==== Extract

As the war rages on between Bill O’Reilly and reality (or ‘guttersnipes’ and ‘far left zealots’ as O’Reilly likes to call them), the American news media is coming under greater scrutiny for its role in informing the public. Can we trust the media? Do they have an agenda, and is there, as O’Reilly implies, a liberal media bias?
As a foreign transplant, I am often bemused by Americans’ understanding of their media system. Conservatives frequently complain about ‘liberal media’ outlets like MSNBC, NPR, and the New York Times, and most people seem to think there is a right and left wing press in America.
While this may be accurate within the American political paradigm, to anyone raised outside the states, this looks a little absurd. When I watch ‘liberal’ hosts on MSNBC, I don’t see anything I would consider to be particularly liberal or left leaning about them. I see presenters who seem to be aware that reality is important when dissecting the news. Rachel Maddow for instance, is a very bright person with a knack for presenting objective opinion and solid reporting. In Britain, she might be considered to be slightly left leaning, but mostly a reasonable, rational news presenter who attempts to deconstruct current affairs. Britain is fairly conservative when compared to the rest of Europe and the rest of the industrialized world, so Maddow probably wouldn’t be considered to be particularly political at all if she were a presenter in say, Sweden. As Maddow herself once stated, “I’m undoubtedly a liberal, which means that I’m in almost total agreement with the Eisenhower-era Republican party platform.”
Paul Krugman, the NYT’s columnist, is regarded by the right as an extreme left wing economist. Outside of America, Krugman is viewed as a smart analyst who admittedly has a Keynesian approach to economics, but largely believes in looking at actual data to inform his opinion. Is that liberal? If liberal means ‘reality’, then Krugman is most certainly a liberal (and as Stephen Colbert said, “Reality has a well known liberal bias”).
As a general rule of thumb, if you want to understand the politics of a media outlet, you should always follow the money. Who funds your favorite network invariably dictates the broad agenda behind the reporting you see. Given 90 % of the country’s most prominent media outlets are owned by 6 mega corporations, it might be more accurate to say that the American media has a corporate bias.
What exactly does that mean?
Firstly, it means it is profit driven. Eyeballs means more than anything else, and networks are constantly at war with each other over the numbers. News casters constantly wield out their viewer stats in order to lord it over rival networks, saying things like: “We’re hammering them in the ratings!”, or “MSNBC’s nightly news numbers are down!” – as if that was an indicator of quality. By this standard, Kim Kardashian is a more important voice than say, astrophysicist Neil deGrasse Tyson. Sensationalism sells, so media outlets choose stories according to how much of an audience they think it will attract. When there is a non profit, public interest aspect to a media system, this problem can be avoided (the BBC for example, is tax payer funded and must produce a certain amount of programming to benefit the public).

========
==== Extracted material

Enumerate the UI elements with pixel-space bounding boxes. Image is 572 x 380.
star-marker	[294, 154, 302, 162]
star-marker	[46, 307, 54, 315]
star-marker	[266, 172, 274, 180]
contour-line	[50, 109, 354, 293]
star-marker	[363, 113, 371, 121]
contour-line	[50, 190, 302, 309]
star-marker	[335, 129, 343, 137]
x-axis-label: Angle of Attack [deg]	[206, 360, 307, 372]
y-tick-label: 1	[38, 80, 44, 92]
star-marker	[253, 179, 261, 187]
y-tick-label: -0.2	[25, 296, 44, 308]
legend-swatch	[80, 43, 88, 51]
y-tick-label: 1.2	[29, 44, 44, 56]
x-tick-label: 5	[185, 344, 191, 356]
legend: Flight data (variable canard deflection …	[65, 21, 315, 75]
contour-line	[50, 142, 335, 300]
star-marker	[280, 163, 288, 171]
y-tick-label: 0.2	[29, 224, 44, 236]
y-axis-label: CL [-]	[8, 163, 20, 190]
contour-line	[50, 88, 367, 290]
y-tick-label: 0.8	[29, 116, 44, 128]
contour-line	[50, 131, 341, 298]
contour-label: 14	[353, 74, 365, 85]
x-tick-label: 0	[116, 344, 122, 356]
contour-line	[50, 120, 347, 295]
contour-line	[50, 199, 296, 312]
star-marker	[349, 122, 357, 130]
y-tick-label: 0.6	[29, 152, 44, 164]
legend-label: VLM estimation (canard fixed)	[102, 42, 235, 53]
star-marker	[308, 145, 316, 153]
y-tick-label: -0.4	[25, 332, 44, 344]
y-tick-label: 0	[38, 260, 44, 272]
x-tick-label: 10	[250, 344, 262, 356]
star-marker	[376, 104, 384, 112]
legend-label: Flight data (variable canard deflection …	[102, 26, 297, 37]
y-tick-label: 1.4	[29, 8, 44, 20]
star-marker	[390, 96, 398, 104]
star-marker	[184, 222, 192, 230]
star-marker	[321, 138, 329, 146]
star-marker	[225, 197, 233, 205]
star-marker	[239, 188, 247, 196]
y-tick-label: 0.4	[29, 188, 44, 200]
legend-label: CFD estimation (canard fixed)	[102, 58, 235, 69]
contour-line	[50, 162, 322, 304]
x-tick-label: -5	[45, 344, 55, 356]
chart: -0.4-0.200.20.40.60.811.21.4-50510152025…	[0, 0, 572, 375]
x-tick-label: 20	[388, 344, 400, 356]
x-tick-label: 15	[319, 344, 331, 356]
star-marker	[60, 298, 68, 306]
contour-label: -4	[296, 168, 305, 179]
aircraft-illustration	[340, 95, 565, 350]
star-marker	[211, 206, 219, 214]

========

Exercise prompt:
Write out the section of the text on American media bias word for word, starting at "As the war rages" and ending at "liberal media bias?".

Written solution:
As the war rages on between Bill O’Reilly and reality (or ‘guttersnipes’ and ‘far left zealots’ as O’Reilly likes to call them), the American news media is coming under greater scrutiny for its role in informing the public. Can we trust the media? Do they have an agenda, and is there, as O’Reilly implies, a liberal media bias?